(Collection entries)
---

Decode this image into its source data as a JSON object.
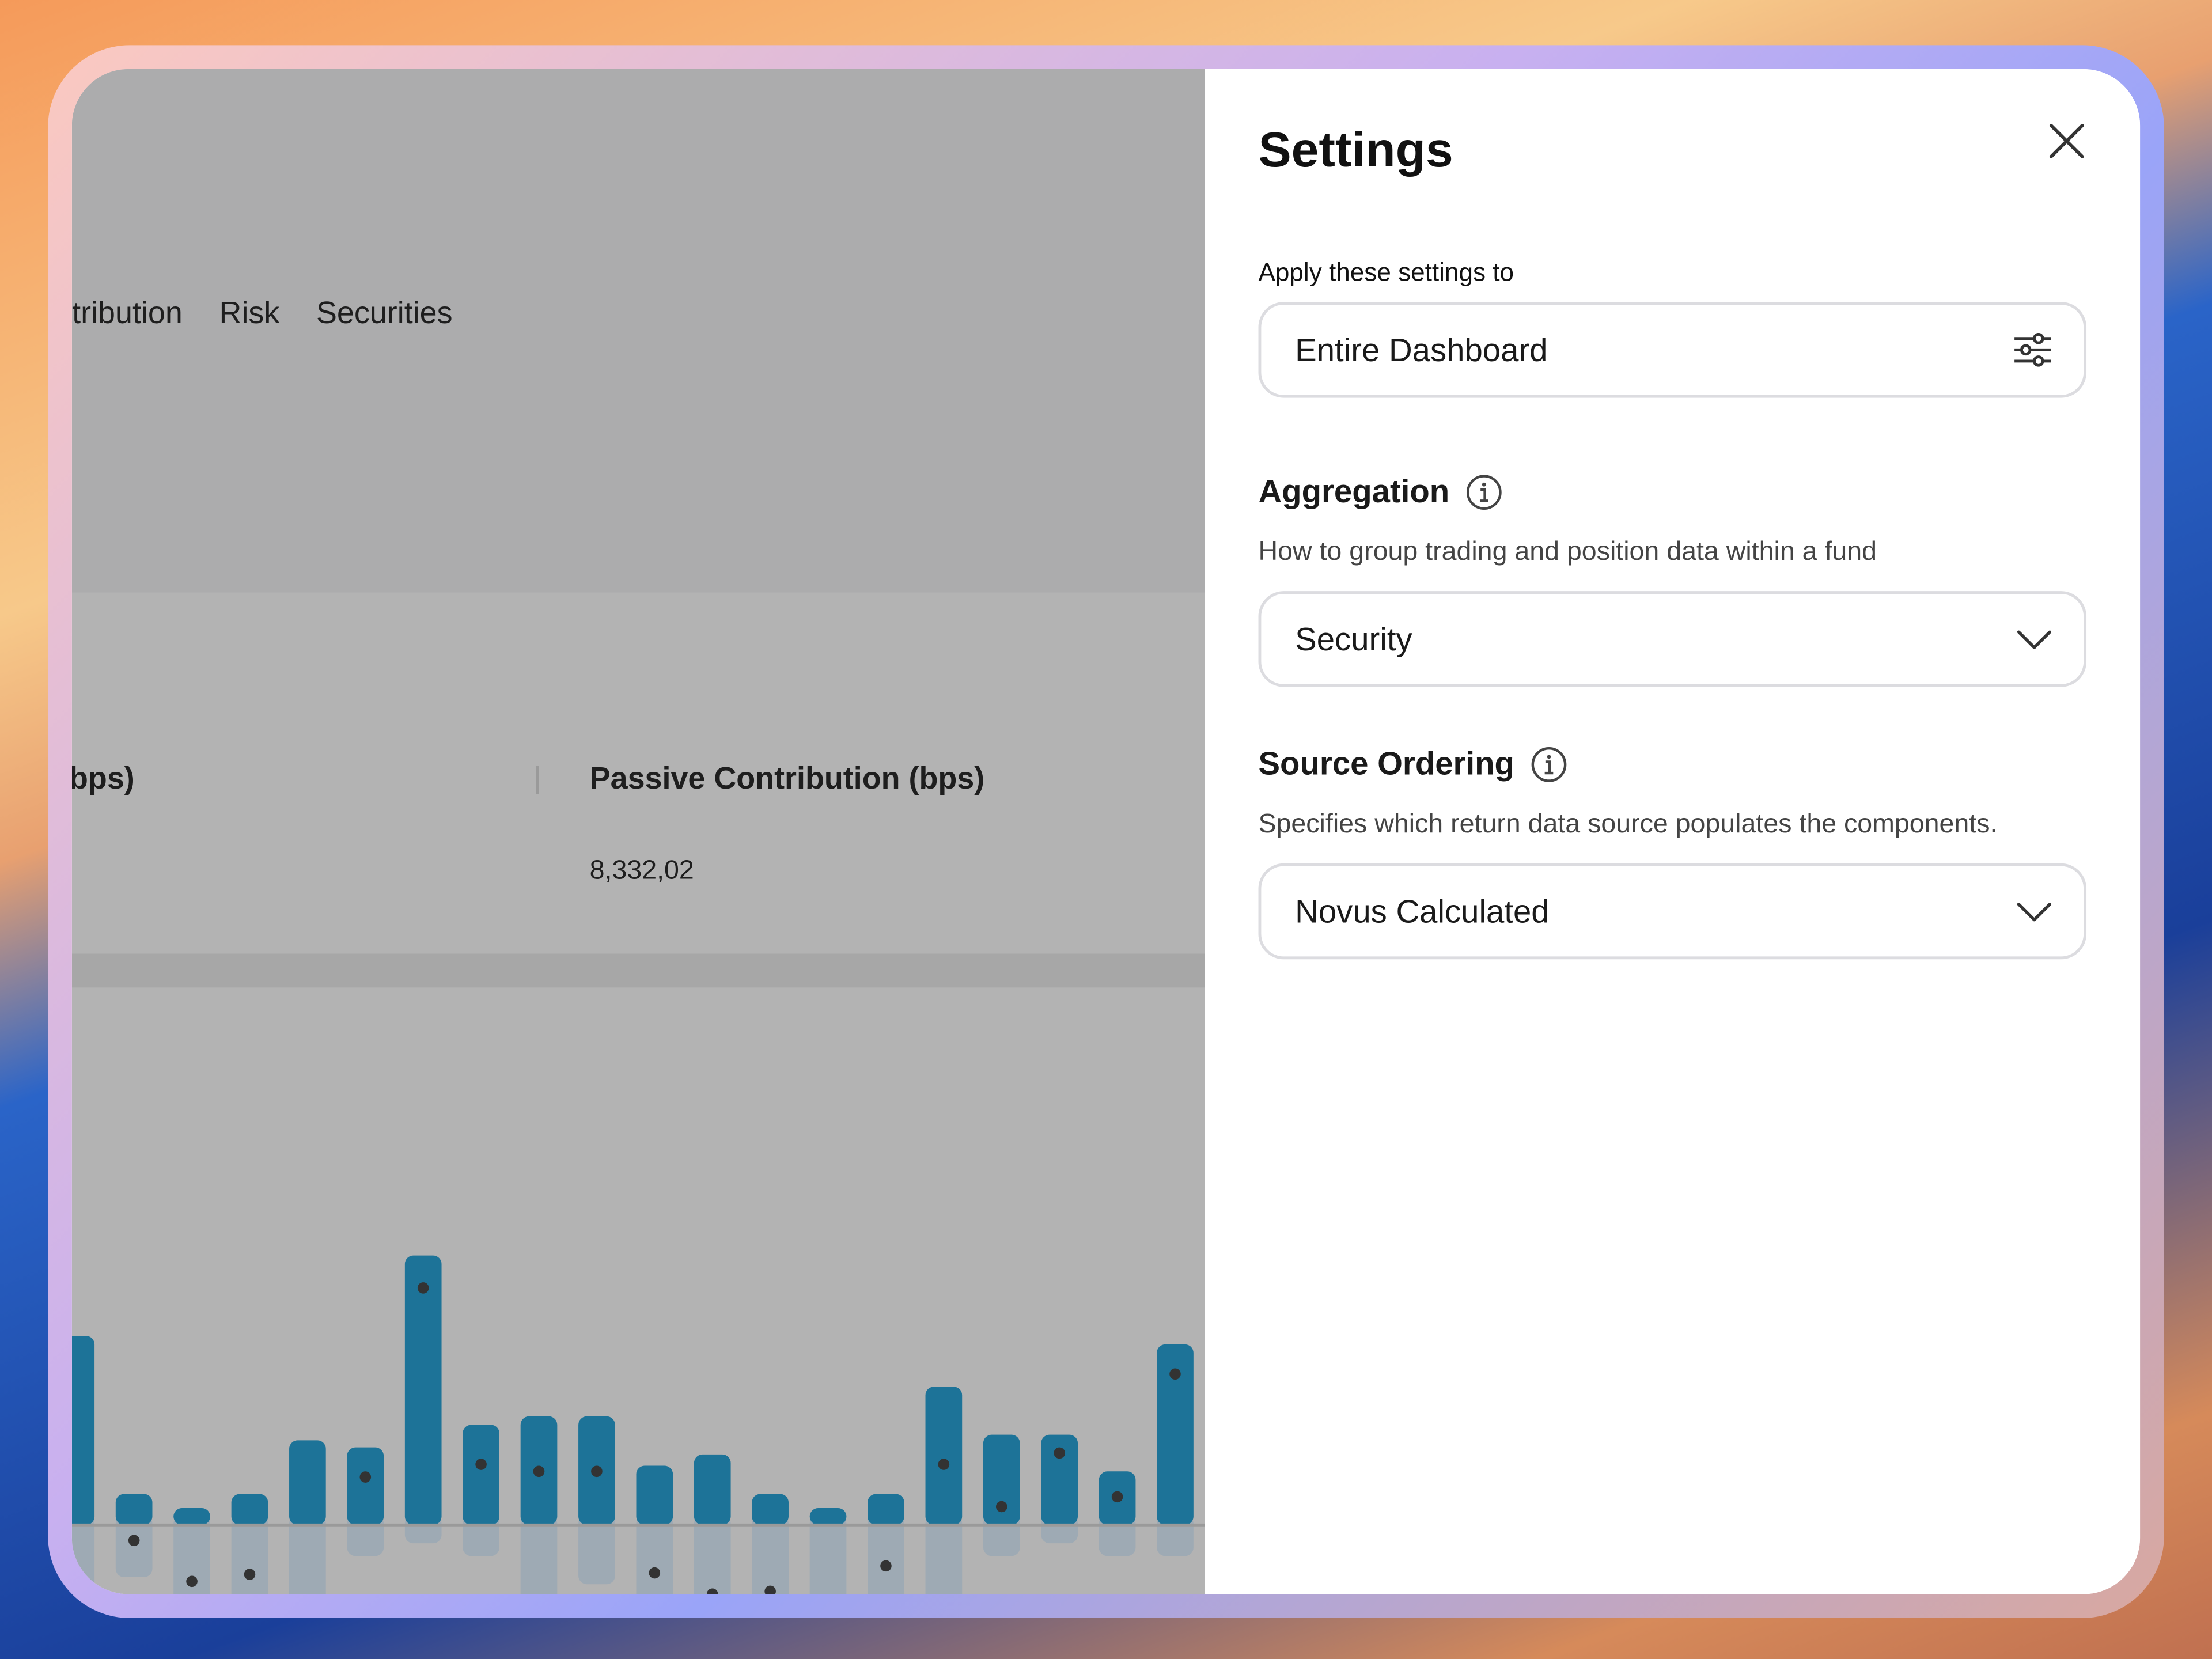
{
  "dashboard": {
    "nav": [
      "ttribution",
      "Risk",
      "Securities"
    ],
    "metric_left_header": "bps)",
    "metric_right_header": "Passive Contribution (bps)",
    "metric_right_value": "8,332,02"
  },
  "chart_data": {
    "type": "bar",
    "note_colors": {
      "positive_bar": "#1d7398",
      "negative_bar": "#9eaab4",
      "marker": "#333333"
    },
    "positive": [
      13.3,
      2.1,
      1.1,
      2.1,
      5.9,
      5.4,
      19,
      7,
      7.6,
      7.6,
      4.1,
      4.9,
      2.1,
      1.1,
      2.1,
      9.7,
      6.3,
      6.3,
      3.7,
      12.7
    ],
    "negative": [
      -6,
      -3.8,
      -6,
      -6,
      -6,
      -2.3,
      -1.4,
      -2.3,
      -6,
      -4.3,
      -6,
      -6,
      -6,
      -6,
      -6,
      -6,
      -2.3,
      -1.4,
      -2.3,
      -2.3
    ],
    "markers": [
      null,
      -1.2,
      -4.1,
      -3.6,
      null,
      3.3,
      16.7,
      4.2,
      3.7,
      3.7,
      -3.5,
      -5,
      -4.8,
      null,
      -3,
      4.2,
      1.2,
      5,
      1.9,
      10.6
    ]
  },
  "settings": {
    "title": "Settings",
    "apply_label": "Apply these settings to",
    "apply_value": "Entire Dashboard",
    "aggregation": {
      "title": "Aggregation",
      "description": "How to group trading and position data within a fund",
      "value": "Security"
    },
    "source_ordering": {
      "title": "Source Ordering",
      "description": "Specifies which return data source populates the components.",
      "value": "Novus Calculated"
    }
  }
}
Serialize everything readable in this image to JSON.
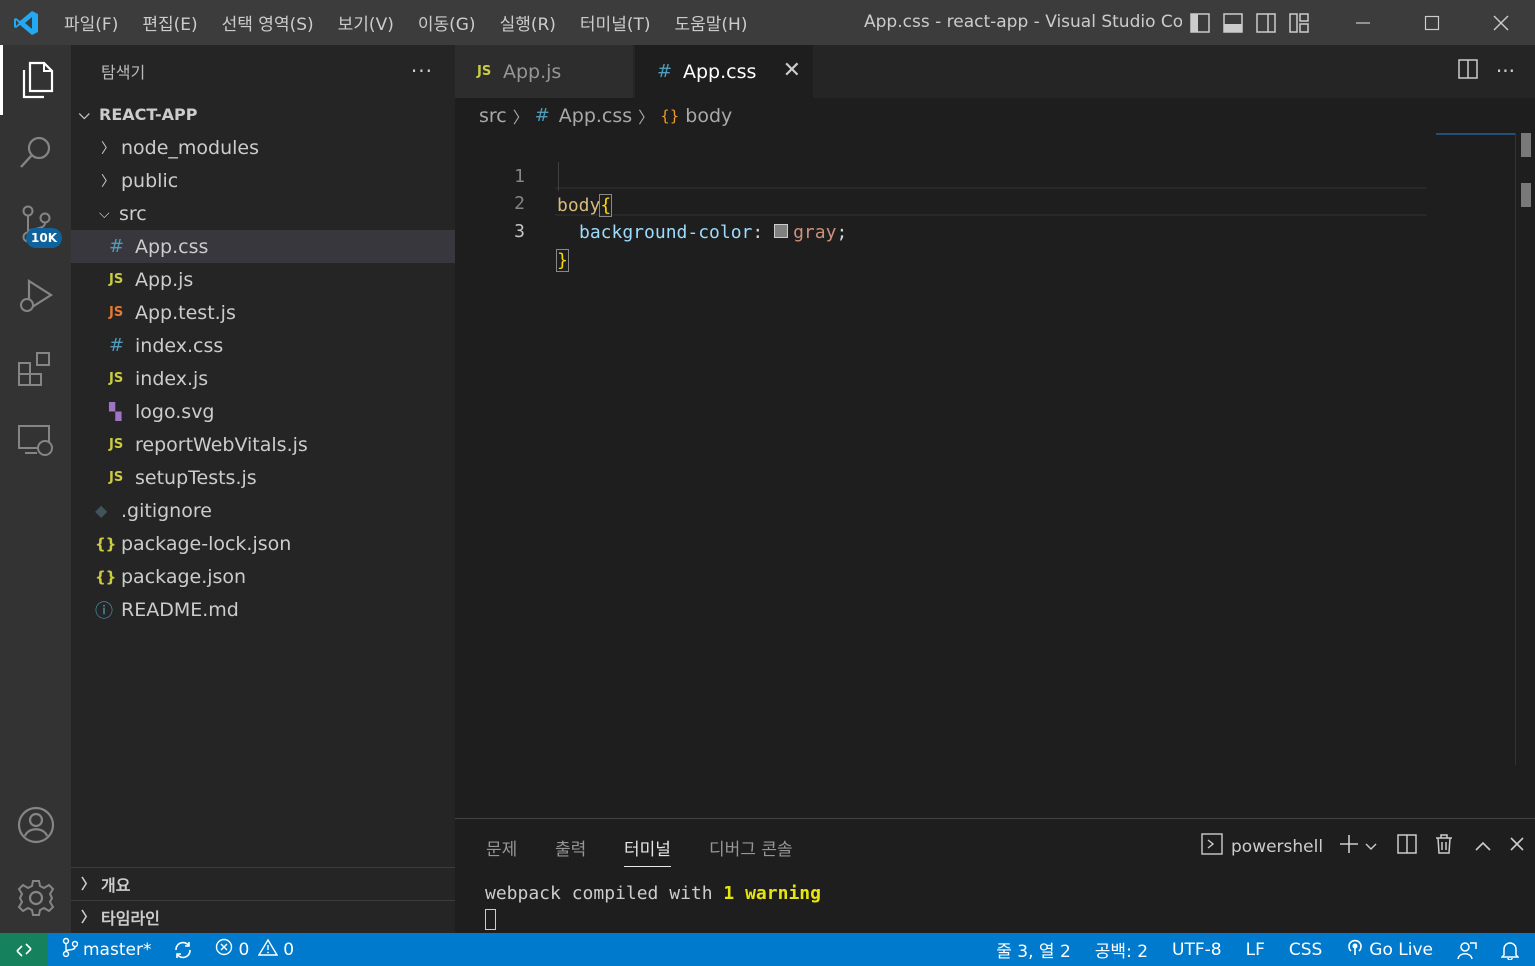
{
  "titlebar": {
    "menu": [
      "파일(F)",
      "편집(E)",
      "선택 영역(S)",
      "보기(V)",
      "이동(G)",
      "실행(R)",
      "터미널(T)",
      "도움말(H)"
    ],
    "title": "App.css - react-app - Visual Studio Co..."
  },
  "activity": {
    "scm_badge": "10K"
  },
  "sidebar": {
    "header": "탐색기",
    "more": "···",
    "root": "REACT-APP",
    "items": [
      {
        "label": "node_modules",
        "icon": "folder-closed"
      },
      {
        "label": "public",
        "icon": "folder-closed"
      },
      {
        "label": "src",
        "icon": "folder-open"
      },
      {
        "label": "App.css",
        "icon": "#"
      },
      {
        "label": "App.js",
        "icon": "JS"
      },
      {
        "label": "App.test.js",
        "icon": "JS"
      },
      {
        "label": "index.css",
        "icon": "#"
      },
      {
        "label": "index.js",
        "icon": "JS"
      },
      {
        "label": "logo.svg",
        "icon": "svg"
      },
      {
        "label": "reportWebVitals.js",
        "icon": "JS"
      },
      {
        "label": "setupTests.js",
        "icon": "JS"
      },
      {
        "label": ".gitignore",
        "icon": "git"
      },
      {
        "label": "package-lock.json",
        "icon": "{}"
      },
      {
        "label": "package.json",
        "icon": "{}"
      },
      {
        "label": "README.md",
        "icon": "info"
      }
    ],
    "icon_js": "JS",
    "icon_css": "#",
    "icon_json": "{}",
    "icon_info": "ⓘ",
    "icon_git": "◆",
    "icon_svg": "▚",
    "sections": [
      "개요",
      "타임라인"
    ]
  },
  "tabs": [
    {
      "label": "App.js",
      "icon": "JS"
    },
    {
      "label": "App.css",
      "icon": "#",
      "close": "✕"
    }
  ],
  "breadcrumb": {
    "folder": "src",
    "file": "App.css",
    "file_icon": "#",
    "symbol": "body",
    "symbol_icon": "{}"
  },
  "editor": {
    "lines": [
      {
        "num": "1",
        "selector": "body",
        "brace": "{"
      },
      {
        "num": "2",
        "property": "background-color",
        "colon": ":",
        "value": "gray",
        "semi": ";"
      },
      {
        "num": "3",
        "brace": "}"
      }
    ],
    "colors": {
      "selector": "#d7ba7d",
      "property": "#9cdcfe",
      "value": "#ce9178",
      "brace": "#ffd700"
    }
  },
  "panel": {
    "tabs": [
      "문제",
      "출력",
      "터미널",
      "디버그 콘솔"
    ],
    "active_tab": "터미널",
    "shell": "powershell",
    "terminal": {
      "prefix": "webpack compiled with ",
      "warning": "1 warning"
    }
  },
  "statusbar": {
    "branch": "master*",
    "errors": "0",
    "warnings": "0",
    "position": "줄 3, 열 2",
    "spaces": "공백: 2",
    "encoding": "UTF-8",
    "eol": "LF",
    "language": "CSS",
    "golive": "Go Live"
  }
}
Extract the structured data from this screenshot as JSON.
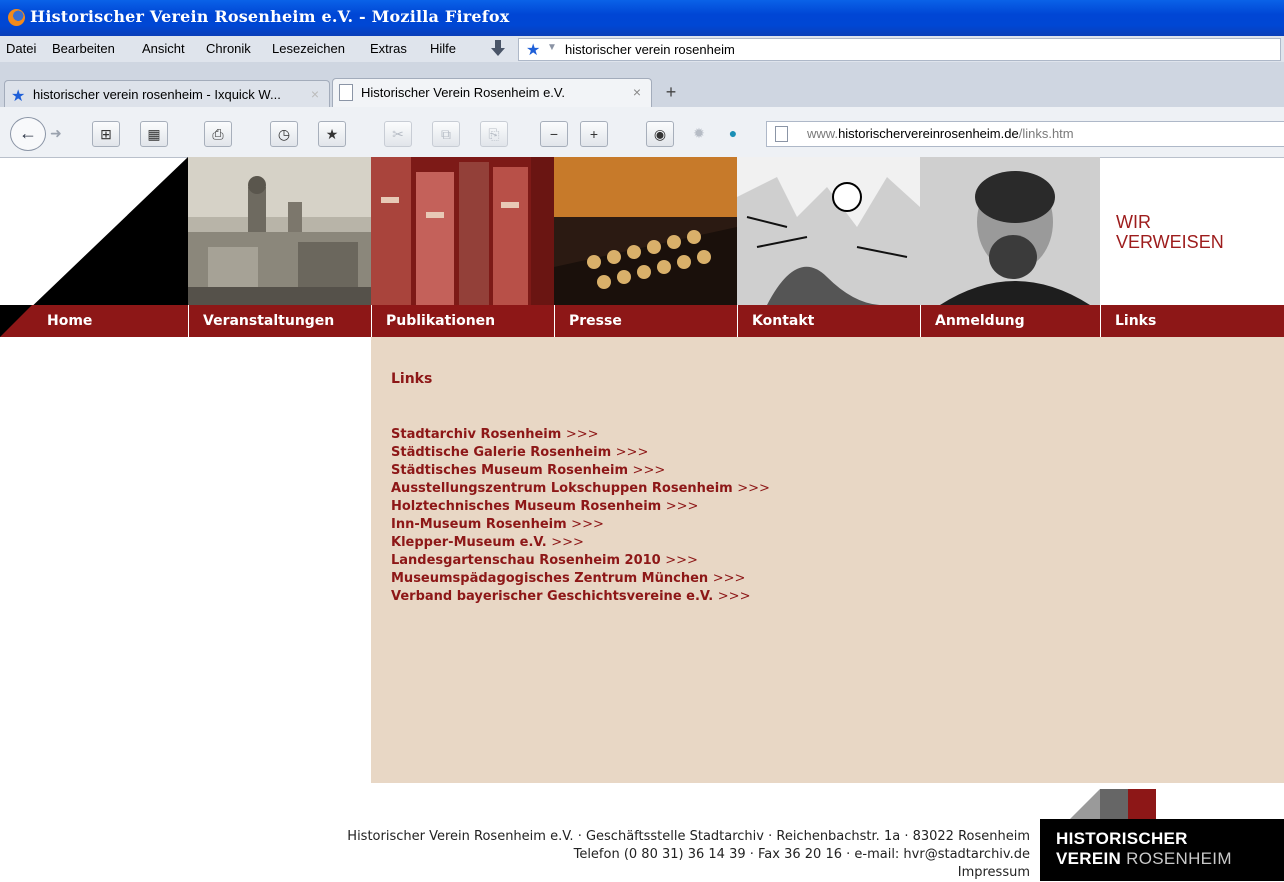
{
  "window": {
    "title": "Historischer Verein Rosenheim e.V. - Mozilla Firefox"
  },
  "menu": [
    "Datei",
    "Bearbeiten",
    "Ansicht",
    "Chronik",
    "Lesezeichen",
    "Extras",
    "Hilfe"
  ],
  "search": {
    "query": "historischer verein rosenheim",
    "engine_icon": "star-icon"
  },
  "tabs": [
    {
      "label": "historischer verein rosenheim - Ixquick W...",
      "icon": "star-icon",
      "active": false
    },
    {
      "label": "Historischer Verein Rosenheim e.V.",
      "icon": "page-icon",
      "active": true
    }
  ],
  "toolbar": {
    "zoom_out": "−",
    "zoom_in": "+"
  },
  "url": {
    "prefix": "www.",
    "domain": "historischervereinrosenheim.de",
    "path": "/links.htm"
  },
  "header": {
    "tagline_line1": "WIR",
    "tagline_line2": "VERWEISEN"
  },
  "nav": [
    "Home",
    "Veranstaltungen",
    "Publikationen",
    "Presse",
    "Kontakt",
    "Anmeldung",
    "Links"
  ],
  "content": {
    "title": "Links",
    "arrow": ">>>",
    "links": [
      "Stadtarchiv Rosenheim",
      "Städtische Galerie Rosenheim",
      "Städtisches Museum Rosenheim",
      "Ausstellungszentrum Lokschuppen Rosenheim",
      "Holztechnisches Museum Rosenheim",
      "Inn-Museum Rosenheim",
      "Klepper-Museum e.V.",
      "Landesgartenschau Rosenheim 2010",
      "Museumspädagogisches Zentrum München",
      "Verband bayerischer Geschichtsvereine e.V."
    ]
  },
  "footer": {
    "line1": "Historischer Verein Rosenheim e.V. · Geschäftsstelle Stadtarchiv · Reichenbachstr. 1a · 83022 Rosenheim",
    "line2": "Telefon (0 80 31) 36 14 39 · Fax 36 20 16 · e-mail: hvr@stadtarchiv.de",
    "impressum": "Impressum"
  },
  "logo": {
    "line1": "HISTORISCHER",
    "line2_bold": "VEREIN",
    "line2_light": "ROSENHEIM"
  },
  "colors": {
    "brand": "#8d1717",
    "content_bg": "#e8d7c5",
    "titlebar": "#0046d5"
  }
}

---

**Goal**: Reproduce verbatim, and only, the lines starting at the one that contains "Extract the structured" and ending with the final line of the records; leave out the pictures.

**Full response**:
Extract the structured data from this screenshot as JSON.
{
  "window": {
    "title": "Historischer Verein Rosenheim e.V. - Mozilla Firefox"
  },
  "menu": [
    "Datei",
    "Bearbeiten",
    "Ansicht",
    "Chronik",
    "Lesezeichen",
    "Extras",
    "Hilfe"
  ],
  "search": {
    "query": "historischer verein rosenheim",
    "engine_icon": "star-icon"
  },
  "tabs": [
    {
      "label": "historischer verein rosenheim - Ixquick W...",
      "icon": "star-icon",
      "active": false
    },
    {
      "label": "Historischer Verein Rosenheim e.V.",
      "icon": "page-icon",
      "active": true
    }
  ],
  "toolbar": {
    "zoom_out": "−",
    "zoom_in": "+"
  },
  "url": {
    "prefix": "www.",
    "domain": "historischervereinrosenheim.de",
    "path": "/links.htm"
  },
  "header": {
    "tagline_line1": "WIR",
    "tagline_line2": "VERWEISEN"
  },
  "nav": [
    "Home",
    "Veranstaltungen",
    "Publikationen",
    "Presse",
    "Kontakt",
    "Anmeldung",
    "Links"
  ],
  "content": {
    "title": "Links",
    "arrow": ">>>",
    "links": [
      "Stadtarchiv Rosenheim",
      "Städtische Galerie Rosenheim",
      "Städtisches Museum Rosenheim",
      "Ausstellungszentrum Lokschuppen Rosenheim",
      "Holztechnisches Museum Rosenheim",
      "Inn-Museum Rosenheim",
      "Klepper-Museum e.V.",
      "Landesgartenschau Rosenheim 2010",
      "Museumspädagogisches Zentrum München",
      "Verband bayerischer Geschichtsvereine e.V."
    ]
  },
  "footer": {
    "line1": "Historischer Verein Rosenheim e.V. · Geschäftsstelle Stadtarchiv · Reichenbachstr. 1a · 83022 Rosenheim",
    "line2": "Telefon (0 80 31) 36 14 39 · Fax 36 20 16 · e-mail: hvr@stadtarchiv.de",
    "impressum": "Impressum"
  },
  "logo": {
    "line1": "HISTORISCHER",
    "line2_bold": "VEREIN",
    "line2_light": "ROSENHEIM"
  },
  "colors": {
    "brand": "#8d1717",
    "content_bg": "#e8d7c5",
    "titlebar": "#0046d5"
  }
}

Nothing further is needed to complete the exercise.